- _JOB_
Report how many lines hold the word "deux"; give nothing but the number.

- - - - -

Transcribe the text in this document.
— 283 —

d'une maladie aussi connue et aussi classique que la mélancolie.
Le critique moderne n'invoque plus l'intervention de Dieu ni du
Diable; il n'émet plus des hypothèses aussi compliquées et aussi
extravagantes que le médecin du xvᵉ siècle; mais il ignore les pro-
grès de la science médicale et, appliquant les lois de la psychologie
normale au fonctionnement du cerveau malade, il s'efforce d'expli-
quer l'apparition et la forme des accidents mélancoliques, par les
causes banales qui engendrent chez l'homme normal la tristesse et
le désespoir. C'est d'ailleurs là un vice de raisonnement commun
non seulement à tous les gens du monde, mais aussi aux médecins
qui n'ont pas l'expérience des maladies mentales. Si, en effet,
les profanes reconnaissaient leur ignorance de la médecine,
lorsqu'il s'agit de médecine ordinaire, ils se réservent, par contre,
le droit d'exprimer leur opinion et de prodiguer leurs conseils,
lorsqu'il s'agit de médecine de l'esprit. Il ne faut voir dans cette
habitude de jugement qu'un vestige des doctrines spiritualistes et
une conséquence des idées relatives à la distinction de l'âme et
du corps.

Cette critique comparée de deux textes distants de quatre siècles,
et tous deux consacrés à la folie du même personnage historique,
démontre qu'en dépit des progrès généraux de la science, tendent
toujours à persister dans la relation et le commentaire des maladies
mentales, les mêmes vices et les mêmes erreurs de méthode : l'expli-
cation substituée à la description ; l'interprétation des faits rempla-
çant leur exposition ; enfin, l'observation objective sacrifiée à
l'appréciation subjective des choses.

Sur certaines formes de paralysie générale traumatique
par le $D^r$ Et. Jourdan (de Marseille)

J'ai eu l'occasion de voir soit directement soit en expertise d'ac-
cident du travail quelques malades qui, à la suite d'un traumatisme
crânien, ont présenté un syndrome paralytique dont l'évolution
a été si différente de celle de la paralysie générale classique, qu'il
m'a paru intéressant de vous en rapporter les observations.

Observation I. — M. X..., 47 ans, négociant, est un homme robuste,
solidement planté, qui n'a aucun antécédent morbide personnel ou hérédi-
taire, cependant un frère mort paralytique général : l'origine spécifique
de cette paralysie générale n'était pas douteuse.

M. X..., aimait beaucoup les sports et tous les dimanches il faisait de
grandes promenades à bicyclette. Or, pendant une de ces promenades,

- - - - -

- _SOLUTION_
2